- Task brief:
Review the material and extract every line in which the word "nalishi" occurs.

- Supplied records:
------------

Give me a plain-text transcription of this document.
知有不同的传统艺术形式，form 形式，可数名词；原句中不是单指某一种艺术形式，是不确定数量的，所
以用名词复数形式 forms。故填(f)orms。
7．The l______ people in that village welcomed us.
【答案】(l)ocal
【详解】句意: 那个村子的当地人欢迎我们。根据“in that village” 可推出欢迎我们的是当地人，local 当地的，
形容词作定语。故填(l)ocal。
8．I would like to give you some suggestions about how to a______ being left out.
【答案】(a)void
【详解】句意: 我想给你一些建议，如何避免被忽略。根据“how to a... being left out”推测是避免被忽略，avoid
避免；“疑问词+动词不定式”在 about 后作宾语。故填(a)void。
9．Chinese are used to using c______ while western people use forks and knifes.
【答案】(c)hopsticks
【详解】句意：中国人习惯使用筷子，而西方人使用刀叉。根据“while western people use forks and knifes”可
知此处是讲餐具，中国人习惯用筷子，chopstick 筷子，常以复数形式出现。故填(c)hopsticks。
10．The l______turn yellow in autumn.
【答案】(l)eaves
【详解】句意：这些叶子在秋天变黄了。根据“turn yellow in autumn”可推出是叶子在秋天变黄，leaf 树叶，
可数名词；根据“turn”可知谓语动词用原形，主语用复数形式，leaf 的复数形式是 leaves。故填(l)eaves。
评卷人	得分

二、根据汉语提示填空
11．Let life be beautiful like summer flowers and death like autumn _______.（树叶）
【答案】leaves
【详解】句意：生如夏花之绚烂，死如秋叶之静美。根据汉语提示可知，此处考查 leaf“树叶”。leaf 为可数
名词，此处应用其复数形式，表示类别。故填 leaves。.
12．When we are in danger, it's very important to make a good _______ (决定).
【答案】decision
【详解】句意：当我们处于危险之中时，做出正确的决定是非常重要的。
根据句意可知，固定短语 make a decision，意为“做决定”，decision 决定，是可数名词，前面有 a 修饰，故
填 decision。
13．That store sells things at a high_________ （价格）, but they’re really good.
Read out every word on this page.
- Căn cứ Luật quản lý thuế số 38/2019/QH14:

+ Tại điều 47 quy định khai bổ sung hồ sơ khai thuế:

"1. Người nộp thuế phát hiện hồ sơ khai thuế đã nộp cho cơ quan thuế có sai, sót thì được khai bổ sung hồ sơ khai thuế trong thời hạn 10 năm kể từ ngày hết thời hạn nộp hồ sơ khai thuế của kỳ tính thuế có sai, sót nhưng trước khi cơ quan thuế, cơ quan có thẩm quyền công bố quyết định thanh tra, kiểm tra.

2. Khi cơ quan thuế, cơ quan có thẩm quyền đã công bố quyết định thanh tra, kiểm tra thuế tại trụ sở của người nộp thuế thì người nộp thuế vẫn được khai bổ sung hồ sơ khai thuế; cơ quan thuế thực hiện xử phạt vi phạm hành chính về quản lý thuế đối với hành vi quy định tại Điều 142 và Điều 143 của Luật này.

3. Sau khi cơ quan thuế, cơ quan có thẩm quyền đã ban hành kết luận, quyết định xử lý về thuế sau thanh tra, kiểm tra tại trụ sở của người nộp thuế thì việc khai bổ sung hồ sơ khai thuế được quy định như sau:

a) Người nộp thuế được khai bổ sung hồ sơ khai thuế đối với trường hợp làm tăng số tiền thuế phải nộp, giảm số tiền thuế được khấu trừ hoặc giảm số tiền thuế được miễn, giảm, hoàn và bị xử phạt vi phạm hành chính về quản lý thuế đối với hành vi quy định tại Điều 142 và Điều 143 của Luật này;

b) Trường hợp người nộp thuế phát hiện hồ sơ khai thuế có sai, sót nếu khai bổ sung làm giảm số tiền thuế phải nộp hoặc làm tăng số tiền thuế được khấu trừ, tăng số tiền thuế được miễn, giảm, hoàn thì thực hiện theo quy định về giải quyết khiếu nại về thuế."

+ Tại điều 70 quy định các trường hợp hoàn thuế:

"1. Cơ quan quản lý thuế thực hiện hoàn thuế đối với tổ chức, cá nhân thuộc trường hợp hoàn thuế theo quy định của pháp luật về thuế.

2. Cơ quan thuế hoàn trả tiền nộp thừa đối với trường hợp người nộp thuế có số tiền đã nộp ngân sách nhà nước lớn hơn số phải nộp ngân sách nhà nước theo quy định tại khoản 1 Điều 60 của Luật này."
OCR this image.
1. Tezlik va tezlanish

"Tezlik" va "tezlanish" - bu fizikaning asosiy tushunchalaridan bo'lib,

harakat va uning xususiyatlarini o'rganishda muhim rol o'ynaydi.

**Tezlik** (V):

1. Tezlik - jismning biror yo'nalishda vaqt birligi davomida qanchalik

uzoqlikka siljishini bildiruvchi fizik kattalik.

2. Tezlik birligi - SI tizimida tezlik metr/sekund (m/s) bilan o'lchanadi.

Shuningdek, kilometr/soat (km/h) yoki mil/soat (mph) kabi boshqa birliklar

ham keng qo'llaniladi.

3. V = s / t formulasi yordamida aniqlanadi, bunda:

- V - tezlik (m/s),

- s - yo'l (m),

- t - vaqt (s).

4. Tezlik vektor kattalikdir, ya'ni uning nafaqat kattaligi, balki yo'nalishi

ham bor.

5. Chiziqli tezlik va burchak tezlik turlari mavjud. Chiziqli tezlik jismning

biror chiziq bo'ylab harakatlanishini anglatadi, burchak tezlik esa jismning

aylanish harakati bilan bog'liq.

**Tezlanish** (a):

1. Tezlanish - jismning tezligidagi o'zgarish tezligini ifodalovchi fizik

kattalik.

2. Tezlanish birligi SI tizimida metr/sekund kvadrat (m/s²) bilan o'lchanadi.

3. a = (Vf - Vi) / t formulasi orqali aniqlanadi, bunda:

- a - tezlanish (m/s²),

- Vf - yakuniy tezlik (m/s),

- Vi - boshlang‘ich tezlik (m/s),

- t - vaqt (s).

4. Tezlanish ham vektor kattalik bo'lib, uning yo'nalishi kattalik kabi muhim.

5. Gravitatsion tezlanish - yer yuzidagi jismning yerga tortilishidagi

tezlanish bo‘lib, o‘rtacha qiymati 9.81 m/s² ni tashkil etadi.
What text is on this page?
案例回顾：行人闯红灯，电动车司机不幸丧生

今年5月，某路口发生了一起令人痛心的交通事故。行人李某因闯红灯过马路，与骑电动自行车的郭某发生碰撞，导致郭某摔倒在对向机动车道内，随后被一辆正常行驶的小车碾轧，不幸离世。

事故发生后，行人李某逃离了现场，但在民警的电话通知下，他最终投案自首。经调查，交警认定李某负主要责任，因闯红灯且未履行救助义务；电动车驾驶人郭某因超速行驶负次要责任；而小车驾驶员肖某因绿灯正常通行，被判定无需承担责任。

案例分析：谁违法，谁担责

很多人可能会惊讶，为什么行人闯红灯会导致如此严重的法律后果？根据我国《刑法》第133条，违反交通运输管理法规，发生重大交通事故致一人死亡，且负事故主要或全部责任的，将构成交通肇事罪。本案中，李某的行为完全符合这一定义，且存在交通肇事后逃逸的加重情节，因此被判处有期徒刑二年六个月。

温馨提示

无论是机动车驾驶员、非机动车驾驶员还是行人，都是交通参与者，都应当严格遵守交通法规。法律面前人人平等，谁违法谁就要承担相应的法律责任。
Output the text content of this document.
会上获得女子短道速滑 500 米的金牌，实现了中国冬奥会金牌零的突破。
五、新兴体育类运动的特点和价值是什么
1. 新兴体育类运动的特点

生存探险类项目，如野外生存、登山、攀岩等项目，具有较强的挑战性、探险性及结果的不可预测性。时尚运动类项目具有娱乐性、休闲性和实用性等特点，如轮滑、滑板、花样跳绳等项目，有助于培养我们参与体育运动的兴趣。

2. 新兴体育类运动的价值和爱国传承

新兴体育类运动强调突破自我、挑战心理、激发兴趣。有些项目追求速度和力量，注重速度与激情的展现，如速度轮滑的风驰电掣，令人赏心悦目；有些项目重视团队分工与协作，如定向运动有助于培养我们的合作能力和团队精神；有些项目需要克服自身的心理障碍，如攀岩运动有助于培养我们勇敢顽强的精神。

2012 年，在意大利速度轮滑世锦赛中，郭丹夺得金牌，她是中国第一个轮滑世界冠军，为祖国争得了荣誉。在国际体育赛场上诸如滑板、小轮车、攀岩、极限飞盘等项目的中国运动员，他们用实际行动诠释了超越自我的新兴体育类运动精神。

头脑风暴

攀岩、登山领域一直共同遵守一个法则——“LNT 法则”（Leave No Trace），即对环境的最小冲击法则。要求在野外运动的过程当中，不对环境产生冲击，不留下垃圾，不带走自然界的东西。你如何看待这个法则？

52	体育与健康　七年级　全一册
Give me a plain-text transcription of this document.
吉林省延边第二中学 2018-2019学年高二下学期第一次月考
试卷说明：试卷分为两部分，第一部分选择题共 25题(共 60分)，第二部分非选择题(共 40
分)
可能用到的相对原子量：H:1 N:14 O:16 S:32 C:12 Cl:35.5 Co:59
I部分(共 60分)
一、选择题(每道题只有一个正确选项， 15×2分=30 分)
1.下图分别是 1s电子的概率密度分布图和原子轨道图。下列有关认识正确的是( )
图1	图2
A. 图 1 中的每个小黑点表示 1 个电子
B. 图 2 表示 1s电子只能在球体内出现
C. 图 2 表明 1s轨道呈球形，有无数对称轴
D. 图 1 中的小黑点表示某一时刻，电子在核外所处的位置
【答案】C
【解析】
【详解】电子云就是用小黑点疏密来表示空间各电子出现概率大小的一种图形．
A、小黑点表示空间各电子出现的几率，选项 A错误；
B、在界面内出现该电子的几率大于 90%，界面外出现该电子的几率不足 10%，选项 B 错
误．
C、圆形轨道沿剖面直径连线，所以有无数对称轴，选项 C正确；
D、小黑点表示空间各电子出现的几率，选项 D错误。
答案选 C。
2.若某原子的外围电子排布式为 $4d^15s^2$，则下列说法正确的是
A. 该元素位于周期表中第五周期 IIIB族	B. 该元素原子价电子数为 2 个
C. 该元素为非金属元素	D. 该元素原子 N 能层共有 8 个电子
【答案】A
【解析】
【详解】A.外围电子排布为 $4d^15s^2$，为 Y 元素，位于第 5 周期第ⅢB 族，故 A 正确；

------------

- Task result:
4. Tezlik vektor kattalikdir, ya'ni uning nafaqat kattaligi, balki yo'nalishi
4. Tezlanish ham vektor kattalik bo'lib, uning yo'nalishi kattalik kabi muhim.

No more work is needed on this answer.